- [Instructions for the task] Look through the lines below and extract each one that contains "自己在思想".

- [Data entries]

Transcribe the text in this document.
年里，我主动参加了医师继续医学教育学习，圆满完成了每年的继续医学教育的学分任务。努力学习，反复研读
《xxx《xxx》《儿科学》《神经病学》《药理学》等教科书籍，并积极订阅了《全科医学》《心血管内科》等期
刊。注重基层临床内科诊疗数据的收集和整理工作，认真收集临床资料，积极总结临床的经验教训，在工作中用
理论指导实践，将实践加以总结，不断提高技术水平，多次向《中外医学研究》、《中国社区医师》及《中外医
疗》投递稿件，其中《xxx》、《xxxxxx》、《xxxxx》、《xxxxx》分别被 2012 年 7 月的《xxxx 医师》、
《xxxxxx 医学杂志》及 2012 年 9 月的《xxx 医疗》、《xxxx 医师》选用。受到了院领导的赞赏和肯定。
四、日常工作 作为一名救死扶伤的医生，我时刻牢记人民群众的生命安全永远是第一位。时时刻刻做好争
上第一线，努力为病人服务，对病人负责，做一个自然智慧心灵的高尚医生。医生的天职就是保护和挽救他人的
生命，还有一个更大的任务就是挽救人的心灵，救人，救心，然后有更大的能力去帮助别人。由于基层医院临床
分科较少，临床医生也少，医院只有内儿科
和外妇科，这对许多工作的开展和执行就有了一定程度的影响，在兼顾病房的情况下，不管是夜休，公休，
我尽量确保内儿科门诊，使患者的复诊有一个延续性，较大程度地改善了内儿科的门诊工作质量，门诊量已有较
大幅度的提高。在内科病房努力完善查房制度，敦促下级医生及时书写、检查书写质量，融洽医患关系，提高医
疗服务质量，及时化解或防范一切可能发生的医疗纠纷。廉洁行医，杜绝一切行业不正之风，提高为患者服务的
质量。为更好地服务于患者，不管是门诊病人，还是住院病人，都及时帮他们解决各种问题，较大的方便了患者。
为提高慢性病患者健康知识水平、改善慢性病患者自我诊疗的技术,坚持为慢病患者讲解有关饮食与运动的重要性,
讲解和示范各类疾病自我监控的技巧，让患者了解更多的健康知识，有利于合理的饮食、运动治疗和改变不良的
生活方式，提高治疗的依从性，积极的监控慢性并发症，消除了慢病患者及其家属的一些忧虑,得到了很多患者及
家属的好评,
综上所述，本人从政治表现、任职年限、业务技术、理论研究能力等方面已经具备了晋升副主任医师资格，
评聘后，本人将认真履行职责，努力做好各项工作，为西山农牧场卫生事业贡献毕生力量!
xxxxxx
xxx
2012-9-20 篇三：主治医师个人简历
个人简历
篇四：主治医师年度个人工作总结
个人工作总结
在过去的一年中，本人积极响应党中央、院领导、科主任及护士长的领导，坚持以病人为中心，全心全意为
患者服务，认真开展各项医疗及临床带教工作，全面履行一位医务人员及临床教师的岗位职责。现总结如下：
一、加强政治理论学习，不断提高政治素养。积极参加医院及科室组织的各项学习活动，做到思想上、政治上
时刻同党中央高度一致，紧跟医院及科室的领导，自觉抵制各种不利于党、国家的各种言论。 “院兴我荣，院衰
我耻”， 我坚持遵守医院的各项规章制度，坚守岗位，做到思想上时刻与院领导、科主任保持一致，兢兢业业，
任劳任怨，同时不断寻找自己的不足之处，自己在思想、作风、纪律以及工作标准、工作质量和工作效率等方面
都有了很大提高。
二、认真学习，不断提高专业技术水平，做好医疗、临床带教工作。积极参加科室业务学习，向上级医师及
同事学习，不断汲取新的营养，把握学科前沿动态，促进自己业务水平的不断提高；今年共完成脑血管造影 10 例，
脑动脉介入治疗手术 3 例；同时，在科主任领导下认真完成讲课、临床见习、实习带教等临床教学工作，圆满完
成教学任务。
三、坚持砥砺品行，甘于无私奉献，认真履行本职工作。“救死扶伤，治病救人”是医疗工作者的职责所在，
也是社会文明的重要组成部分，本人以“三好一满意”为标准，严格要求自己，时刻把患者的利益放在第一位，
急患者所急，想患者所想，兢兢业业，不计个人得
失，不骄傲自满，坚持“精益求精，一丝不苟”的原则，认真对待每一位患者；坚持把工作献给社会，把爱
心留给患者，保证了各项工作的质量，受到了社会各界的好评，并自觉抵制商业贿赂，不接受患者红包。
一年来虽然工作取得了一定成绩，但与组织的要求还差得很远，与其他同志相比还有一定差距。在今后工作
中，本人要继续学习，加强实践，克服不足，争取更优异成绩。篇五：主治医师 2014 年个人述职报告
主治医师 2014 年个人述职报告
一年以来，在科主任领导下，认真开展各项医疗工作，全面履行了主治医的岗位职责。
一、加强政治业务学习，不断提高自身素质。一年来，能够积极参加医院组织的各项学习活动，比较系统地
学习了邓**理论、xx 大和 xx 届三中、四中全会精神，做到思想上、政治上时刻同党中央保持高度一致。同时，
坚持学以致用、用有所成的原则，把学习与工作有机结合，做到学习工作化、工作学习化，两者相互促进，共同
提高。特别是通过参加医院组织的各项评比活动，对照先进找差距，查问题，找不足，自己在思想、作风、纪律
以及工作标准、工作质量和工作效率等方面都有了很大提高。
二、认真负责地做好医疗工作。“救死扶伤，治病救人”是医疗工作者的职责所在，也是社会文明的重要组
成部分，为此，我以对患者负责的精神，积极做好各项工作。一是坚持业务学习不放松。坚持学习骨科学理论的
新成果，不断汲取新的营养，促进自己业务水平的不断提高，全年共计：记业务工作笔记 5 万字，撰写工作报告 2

- [Exercise result]
任劳任怨，同时不断寻找自己的不足之处，自己在思想、作风、纪律以及工作标准、工作质量和工作效率等方面
提高。特别是通过参加医院组织的各项评比活动，对照先进找差距，查问题，找不足，自己在思想、作风、纪律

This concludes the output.